**PASSAGE SHOWN**:
● ● ● ● ●
Closed victor-carvalho closed 7 years ago
Yes, this behaviour, namely that removal of the last element of an array triggers removal of the array itself, is by design as mentioned in the documentation of L.index
. Partial lenses are designed to support "propagating removal". For example:
L.remove([0, 0, 0, 0], [[[[1]]]])
// undefined
Operations on both objects and array like objects behave similarly. For example:
L.remove([0, "x", 0], [{x: [1]}])
// undefined
In cases where certain objects or array like objects must not be removed, one needs to explicitly make it so by using e.g. L.define([])
. For example:
L.remove([0, 0, L.define([]), 0, 0], [[[[1]]]])
// [[[]]]
L.remove([0, L.define({}), "x", 0], [{x: [1]}])
// [{}]
Conversely, partial lenses also support "optimistic queries and updates". For example:
L.get([0, "x", 0], undefined)
// undefined (no errors)
L.set([0, "x", 0], 1, undefined)
// [{x: [1]}]
Note that there is also a Gitter channel for discussing lenses (and other libraries in the Calmm org).
Thanks for the info! Great work in this library, I was looking for something like this for my project.
No problem. :)
Feel free to ask questions here or in the Gitter channel whenever something is unclear.
I was testing karet and when doing something like this I got an error on mapElems:
When I try to remove the last element remaining I got an error on mapElems because setIndex returned undefined.
I can fix it by substituting U.atom([]) by U.view(L.define([]), U.atom([])).
Is setIndex intendend to return undefined in this case?
● ● ● ● ●
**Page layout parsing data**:
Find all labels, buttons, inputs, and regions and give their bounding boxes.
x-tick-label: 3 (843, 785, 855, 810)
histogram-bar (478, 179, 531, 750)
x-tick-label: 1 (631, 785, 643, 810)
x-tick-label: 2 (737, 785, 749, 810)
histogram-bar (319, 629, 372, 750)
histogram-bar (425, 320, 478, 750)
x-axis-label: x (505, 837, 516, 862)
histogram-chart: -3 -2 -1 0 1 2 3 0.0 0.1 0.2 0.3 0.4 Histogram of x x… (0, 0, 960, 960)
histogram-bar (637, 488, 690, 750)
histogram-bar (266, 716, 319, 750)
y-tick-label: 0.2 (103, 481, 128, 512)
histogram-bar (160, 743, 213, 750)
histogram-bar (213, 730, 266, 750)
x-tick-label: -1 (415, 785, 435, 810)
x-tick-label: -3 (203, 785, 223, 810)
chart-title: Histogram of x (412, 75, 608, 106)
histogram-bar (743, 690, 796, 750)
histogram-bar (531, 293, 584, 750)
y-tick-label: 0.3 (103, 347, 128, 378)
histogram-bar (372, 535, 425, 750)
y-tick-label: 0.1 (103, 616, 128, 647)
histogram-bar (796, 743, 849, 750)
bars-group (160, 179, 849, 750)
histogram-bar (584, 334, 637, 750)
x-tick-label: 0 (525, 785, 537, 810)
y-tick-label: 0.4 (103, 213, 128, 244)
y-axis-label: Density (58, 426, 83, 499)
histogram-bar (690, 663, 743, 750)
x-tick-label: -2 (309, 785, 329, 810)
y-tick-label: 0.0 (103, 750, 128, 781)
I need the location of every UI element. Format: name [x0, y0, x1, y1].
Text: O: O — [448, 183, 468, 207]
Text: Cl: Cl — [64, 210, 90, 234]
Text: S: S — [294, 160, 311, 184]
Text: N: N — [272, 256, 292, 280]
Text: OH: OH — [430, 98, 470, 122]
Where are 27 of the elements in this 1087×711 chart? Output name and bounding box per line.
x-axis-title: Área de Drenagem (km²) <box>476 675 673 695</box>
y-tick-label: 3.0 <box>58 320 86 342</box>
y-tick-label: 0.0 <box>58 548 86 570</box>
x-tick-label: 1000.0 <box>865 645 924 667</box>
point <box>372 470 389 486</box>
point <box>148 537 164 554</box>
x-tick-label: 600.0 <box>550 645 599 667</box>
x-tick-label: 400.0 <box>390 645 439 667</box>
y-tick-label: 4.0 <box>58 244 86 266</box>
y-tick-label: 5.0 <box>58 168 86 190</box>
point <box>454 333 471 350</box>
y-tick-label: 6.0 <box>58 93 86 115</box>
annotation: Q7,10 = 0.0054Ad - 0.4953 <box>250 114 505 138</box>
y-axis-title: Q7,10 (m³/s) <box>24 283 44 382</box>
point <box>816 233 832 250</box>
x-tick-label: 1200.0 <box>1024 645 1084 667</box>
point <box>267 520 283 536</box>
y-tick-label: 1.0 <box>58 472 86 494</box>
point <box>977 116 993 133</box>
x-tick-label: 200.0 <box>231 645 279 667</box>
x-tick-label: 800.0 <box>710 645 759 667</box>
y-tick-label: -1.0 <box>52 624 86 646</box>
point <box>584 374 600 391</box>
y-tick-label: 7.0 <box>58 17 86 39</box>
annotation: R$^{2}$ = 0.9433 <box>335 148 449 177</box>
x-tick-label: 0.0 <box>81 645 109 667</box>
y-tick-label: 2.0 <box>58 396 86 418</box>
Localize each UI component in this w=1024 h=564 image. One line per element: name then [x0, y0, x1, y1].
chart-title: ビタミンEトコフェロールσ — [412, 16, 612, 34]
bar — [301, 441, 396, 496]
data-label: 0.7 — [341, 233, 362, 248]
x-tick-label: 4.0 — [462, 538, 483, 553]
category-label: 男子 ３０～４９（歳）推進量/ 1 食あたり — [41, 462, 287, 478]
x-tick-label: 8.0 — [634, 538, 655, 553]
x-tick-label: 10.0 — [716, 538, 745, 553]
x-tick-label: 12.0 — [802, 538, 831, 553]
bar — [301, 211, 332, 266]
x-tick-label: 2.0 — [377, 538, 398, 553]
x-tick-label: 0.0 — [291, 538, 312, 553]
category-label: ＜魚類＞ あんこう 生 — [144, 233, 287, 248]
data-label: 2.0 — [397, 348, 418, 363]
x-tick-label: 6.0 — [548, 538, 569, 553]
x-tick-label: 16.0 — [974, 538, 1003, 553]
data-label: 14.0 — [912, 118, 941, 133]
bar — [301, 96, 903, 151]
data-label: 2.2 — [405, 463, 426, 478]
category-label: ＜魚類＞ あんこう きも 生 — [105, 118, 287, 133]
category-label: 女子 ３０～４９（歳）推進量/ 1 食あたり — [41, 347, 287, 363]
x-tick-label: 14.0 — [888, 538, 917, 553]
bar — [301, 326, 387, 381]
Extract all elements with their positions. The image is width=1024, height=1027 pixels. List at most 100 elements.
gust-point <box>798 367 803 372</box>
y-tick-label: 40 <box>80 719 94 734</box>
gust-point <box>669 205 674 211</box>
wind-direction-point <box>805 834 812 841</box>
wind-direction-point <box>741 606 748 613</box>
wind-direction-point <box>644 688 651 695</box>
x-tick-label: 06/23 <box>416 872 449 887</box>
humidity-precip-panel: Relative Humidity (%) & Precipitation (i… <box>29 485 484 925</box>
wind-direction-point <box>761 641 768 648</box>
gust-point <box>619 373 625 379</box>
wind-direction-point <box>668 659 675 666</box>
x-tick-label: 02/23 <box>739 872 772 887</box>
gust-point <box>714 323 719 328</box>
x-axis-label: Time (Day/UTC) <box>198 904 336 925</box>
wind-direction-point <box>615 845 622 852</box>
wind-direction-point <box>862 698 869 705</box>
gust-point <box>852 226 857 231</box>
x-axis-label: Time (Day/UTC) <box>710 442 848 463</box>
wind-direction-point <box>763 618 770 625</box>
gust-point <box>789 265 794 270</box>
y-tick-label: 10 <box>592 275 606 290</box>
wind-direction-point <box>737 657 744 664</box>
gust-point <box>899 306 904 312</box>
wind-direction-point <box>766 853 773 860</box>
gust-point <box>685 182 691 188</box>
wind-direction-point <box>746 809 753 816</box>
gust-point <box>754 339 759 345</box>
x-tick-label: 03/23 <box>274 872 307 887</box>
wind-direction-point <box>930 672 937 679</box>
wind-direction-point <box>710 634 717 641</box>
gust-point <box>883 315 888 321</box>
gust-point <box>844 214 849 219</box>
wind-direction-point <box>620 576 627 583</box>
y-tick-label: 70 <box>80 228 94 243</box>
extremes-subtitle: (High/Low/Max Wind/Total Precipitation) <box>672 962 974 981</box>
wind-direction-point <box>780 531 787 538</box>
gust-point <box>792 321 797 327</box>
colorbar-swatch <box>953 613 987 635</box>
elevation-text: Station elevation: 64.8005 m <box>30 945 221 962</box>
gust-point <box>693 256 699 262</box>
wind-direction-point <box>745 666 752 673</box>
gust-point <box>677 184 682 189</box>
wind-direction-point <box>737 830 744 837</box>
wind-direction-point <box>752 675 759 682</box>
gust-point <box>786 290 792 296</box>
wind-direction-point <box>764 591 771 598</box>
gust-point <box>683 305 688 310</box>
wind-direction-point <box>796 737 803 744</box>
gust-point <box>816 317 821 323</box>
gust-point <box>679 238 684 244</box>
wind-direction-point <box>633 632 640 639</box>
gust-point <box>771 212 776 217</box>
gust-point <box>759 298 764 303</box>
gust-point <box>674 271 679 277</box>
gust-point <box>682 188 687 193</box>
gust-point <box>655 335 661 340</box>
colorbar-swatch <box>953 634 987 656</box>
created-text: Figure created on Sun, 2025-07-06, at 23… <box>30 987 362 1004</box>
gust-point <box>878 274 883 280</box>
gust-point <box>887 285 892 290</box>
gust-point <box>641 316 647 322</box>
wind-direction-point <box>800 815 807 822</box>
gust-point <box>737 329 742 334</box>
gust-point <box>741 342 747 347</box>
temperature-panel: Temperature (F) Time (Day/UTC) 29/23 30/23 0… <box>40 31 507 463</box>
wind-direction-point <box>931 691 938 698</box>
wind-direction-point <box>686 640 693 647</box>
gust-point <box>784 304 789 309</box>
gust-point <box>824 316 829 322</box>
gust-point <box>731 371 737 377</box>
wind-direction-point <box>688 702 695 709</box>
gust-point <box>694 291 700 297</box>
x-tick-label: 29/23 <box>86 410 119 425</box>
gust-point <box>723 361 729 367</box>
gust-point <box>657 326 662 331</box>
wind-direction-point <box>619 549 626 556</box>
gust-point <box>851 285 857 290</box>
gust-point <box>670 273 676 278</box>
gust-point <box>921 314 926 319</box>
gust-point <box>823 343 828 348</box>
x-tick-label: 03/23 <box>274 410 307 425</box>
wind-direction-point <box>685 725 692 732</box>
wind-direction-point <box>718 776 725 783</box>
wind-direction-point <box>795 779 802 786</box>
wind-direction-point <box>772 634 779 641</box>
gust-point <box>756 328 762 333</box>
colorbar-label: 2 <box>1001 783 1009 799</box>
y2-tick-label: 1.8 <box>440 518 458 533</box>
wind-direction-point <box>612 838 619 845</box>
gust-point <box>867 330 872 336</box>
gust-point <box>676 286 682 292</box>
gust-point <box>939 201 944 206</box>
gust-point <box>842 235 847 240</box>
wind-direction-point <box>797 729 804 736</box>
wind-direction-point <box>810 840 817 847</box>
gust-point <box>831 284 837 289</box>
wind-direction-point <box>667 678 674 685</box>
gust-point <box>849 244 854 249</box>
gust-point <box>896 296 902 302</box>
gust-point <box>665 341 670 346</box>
● ● ● ● ●
**WORK TO COMPLETE**:
[a] Write out every call to L.remove that appears in the partial lenses discussion, along with the result shown for each.
[b] Answer these questions from the partial lenses discussion:
(i) What result is shown for L.set([0, "x", 0], 1, undefined)?
(ii) Where besides the thread can lenses be discussed?
(iii) In the karet test, which function returned undefined?
[c] Copy the partial lenses discussion from "I was testing" to "setIndex returned undefined.".

**SOLUTIONS TO THE EXERCISE**:
[a]
L.remove([0, 0, 0, 0], [[[[1]]]]) → undefined
L.remove([0, "x", 0], [{x: [1]}]) → undefined
L.remove([0, 0, L.define([]), 0, 0], [[[[1]]]]) → [[[]]]
L.remove([0, L.define({}), "x", 0], [{x: [1]}]) → [{}]

[b]
(i) [{x: [1]}]
(ii) In a Gitter channel.
(iii) setIndex

[c]
I was testing karet and when doing something like this I got an error on mapElems:
When I try to remove the last element remaining I got an error on mapElems because setIndex returned undefined.